Dataset rows
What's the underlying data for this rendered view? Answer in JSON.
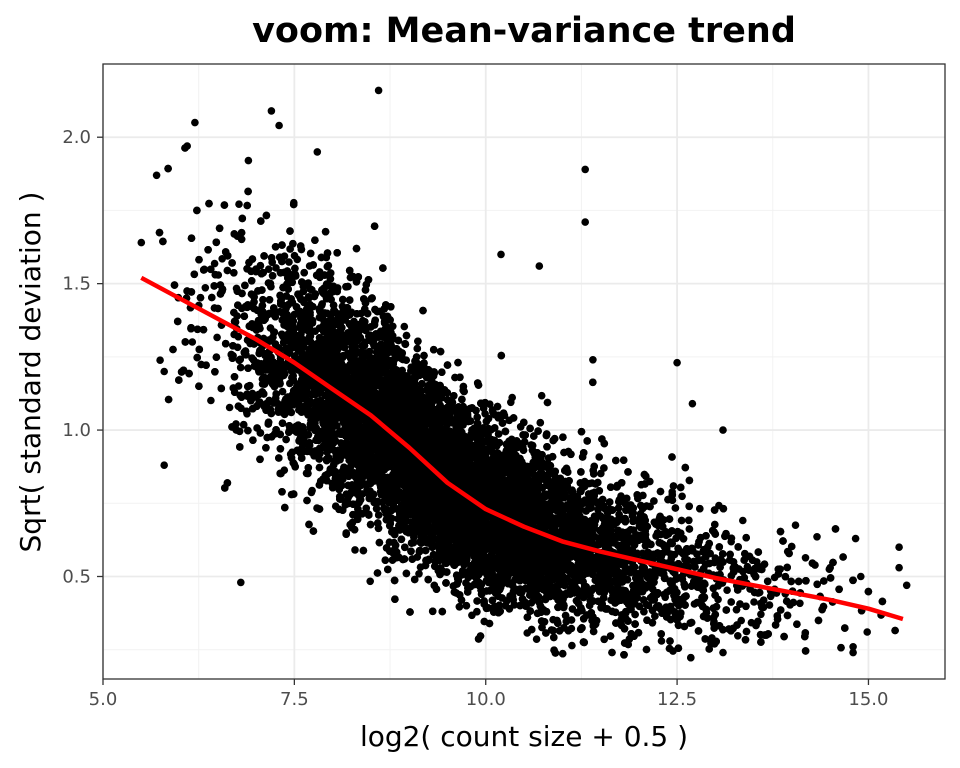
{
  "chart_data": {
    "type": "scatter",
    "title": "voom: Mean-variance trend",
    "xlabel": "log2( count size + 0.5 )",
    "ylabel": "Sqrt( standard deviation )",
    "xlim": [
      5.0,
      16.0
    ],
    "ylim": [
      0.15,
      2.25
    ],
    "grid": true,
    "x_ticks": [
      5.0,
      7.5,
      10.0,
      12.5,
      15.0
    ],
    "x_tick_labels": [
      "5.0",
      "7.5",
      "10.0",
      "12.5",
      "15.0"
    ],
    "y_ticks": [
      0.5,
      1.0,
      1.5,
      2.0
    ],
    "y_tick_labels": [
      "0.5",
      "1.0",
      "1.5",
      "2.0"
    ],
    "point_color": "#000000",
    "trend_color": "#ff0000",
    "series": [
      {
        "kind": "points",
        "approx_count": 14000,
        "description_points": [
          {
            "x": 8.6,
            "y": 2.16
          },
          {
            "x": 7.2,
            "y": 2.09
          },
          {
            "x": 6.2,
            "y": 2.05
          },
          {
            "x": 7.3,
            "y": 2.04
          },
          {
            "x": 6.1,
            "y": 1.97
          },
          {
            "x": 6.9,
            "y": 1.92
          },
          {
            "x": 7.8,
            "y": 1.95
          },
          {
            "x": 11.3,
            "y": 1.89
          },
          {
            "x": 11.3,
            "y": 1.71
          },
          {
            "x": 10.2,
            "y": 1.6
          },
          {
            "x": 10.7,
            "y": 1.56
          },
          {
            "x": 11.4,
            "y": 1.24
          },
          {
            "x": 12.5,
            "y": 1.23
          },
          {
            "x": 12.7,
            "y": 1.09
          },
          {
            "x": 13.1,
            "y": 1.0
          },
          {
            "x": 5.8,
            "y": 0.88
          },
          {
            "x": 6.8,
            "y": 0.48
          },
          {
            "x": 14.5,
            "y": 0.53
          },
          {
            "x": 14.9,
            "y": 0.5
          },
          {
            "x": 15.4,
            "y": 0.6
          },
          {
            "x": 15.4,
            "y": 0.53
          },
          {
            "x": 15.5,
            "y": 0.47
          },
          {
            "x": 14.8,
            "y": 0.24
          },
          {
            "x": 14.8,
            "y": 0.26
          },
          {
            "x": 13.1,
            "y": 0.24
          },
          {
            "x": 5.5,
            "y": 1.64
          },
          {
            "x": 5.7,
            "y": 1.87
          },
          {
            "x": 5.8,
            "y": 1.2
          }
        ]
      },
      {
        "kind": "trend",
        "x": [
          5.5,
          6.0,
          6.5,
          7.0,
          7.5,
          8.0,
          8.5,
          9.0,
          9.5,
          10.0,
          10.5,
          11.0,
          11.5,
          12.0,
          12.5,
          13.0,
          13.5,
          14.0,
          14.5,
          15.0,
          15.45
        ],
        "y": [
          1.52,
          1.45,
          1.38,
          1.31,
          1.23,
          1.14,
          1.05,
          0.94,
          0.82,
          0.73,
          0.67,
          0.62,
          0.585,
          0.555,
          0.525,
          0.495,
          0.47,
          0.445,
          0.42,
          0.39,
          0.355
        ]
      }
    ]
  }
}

> [EXERCISE DETAILS]
Quote each line of the listing exactly, but leave the pictures out.

> [RESULT FOR THIS EXERCISE]
What's the underlying data for this rendered view? Answer in JSON.
{
  "chart_data": {
    "type": "scatter",
    "title": "voom: Mean-variance trend",
    "xlabel": "log2( count size + 0.5 )",
    "ylabel": "Sqrt( standard deviation )",
    "xlim": [
      5.0,
      16.0
    ],
    "ylim": [
      0.15,
      2.25
    ],
    "grid": true,
    "x_ticks": [
      5.0,
      7.5,
      10.0,
      12.5,
      15.0
    ],
    "x_tick_labels": [
      "5.0",
      "7.5",
      "10.0",
      "12.5",
      "15.0"
    ],
    "y_ticks": [
      0.5,
      1.0,
      1.5,
      2.0
    ],
    "y_tick_labels": [
      "0.5",
      "1.0",
      "1.5",
      "2.0"
    ],
    "point_color": "#000000",
    "trend_color": "#ff0000",
    "series": [
      {
        "kind": "points",
        "approx_count": 14000,
        "description_points": [
          {
            "x": 8.6,
            "y": 2.16
          },
          {
            "x": 7.2,
            "y": 2.09
          },
          {
            "x": 6.2,
            "y": 2.05
          },
          {
            "x": 7.3,
            "y": 2.04
          },
          {
            "x": 6.1,
            "y": 1.97
          },
          {
            "x": 6.9,
            "y": 1.92
          },
          {
            "x": 7.8,
            "y": 1.95
          },
          {
            "x": 11.3,
            "y": 1.89
          },
          {
            "x": 11.3,
            "y": 1.71
          },
          {
            "x": 10.2,
            "y": 1.6
          },
          {
            "x": 10.7,
            "y": 1.56
          },
          {
            "x": 11.4,
            "y": 1.24
          },
          {
            "x": 12.5,
            "y": 1.23
          },
          {
            "x": 12.7,
            "y": 1.09
          },
          {
            "x": 13.1,
            "y": 1.0
          },
          {
            "x": 5.8,
            "y": 0.88
          },
          {
            "x": 6.8,
            "y": 0.48
          },
          {
            "x": 14.5,
            "y": 0.53
          },
          {
            "x": 14.9,
            "y": 0.5
          },
          {
            "x": 15.4,
            "y": 0.6
          },
          {
            "x": 15.4,
            "y": 0.53
          },
          {
            "x": 15.5,
            "y": 0.47
          },
          {
            "x": 14.8,
            "y": 0.24
          },
          {
            "x": 14.8,
            "y": 0.26
          },
          {
            "x": 13.1,
            "y": 0.24
          },
          {
            "x": 5.5,
            "y": 1.64
          },
          {
            "x": 5.7,
            "y": 1.87
          },
          {
            "x": 5.8,
            "y": 1.2
          }
        ]
      },
      {
        "kind": "trend",
        "x": [
          5.5,
          6.0,
          6.5,
          7.0,
          7.5,
          8.0,
          8.5,
          9.0,
          9.5,
          10.0,
          10.5,
          11.0,
          11.5,
          12.0,
          12.5,
          13.0,
          13.5,
          14.0,
          14.5,
          15.0,
          15.45
        ],
        "y": [
          1.52,
          1.45,
          1.38,
          1.31,
          1.23,
          1.14,
          1.05,
          0.94,
          0.82,
          0.73,
          0.67,
          0.62,
          0.585,
          0.555,
          0.525,
          0.495,
          0.47,
          0.445,
          0.42,
          0.39,
          0.355
        ]
      }
    ]
  }
}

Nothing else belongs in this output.